Print exactly what lies from the line with "What data populates" down to the line with "Decode this image", counting both of those lines, but not the pictures.
********
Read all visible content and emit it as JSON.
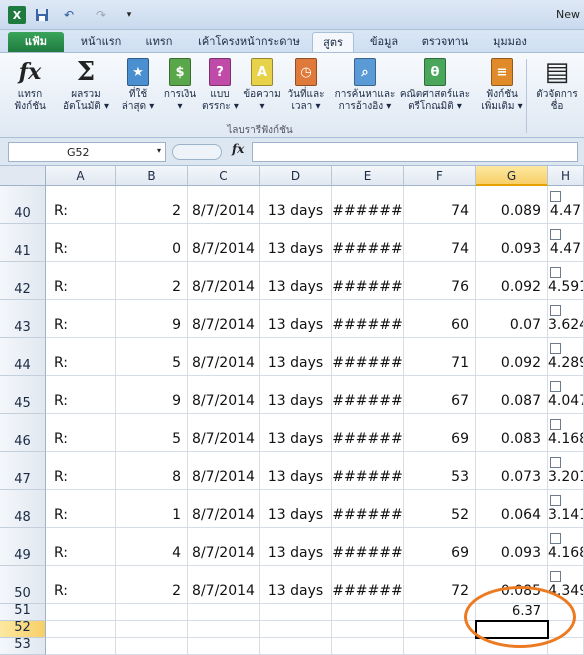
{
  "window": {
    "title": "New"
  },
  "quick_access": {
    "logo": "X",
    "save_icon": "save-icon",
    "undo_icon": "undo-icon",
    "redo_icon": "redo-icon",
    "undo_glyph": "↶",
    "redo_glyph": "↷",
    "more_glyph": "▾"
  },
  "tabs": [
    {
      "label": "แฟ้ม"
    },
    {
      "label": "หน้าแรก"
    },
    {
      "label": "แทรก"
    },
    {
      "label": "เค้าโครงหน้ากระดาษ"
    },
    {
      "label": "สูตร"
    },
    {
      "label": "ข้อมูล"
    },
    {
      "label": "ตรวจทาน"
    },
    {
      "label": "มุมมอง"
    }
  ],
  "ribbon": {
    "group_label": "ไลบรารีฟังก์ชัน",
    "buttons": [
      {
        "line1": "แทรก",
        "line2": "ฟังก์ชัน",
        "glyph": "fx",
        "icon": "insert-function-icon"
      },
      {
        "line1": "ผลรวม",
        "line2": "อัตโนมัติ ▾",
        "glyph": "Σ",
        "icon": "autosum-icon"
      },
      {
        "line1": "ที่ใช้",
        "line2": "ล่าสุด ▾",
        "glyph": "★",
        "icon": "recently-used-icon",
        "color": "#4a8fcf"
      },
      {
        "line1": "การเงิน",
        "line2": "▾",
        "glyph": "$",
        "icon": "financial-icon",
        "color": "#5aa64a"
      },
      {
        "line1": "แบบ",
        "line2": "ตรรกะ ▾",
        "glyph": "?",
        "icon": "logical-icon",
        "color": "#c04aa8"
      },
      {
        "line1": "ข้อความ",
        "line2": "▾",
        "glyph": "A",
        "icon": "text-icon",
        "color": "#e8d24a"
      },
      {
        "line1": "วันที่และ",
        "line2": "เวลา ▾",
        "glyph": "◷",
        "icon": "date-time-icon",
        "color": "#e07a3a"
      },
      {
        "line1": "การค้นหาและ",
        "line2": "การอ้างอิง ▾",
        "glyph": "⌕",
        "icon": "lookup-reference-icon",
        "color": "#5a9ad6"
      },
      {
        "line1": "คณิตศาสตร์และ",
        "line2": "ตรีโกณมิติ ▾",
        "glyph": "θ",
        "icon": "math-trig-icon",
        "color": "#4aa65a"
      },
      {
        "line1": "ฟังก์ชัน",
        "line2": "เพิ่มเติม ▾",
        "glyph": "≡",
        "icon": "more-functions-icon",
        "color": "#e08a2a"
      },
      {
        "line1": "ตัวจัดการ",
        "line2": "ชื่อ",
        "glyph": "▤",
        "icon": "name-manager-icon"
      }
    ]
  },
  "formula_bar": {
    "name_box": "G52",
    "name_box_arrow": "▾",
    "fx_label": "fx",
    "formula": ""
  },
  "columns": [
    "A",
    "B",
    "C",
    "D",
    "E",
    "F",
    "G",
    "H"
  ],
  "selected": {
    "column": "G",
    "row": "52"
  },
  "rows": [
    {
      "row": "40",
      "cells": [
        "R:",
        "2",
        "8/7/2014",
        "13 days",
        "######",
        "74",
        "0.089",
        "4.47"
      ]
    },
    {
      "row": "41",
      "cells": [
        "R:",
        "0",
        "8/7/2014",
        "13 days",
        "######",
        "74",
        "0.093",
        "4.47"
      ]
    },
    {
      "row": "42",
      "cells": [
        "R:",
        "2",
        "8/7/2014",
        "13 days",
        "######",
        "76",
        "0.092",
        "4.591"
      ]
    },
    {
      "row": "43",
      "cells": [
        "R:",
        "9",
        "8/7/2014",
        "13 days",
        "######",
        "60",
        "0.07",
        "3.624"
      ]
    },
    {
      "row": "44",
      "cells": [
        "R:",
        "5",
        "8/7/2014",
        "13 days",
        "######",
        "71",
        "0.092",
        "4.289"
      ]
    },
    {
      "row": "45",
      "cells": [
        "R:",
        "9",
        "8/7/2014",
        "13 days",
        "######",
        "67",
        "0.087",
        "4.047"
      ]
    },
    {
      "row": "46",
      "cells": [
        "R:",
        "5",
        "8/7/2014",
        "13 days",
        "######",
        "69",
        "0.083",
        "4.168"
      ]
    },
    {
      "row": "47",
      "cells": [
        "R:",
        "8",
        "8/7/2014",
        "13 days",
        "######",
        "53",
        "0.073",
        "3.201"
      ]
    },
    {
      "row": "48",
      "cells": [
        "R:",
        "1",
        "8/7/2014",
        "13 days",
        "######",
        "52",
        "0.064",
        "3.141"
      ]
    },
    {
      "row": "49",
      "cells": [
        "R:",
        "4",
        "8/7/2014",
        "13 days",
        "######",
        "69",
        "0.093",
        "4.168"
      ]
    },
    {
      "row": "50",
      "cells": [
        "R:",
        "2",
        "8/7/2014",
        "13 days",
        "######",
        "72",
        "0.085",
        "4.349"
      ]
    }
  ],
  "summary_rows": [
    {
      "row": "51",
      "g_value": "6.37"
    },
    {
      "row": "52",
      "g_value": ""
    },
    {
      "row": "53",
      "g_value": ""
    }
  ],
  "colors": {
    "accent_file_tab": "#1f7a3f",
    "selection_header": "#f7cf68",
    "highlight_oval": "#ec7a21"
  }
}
********
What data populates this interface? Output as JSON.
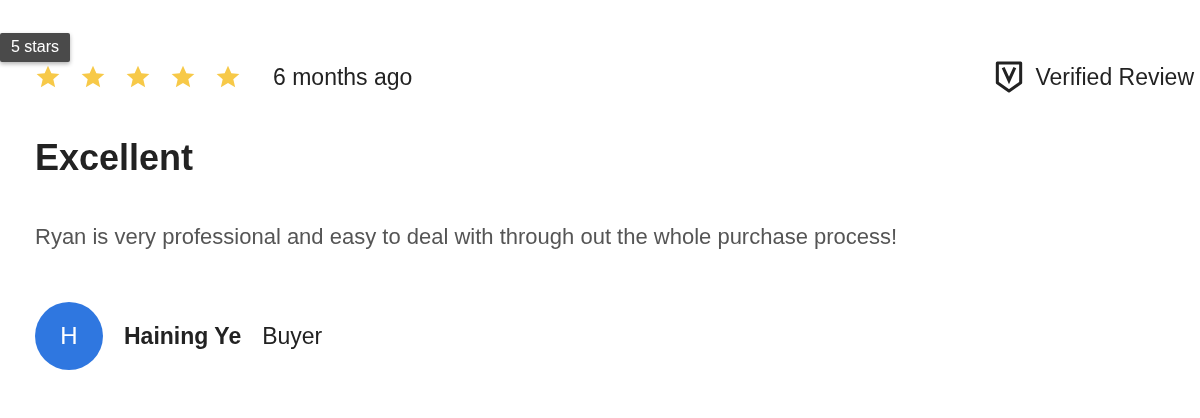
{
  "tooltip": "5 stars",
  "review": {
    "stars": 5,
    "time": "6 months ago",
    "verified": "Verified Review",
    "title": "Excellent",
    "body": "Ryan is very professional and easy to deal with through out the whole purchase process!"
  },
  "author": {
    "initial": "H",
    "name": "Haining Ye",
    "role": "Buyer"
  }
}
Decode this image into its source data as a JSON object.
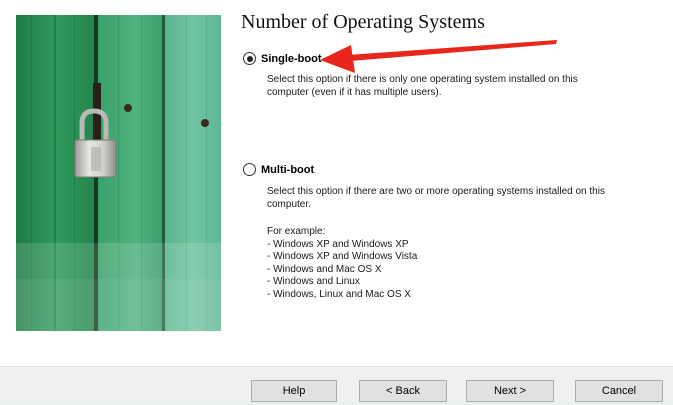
********
_Solution for this task_.
What data populates this interface? Output as JSON.
{
  "tooltip": "5 stars",
  "review": {
    "stars": 5,
    "time": "6 months ago",
    "verified": "Verified Review",
    "title": "Excellent",
    "body": "Ryan is very professional and easy to deal with through out the whole purchase process!"
  },
  "author": {
    "initial": "H",
    "name": "Haining Ye",
    "role": "Buyer"
  }
}
Decode this image into its source data as a JSON object.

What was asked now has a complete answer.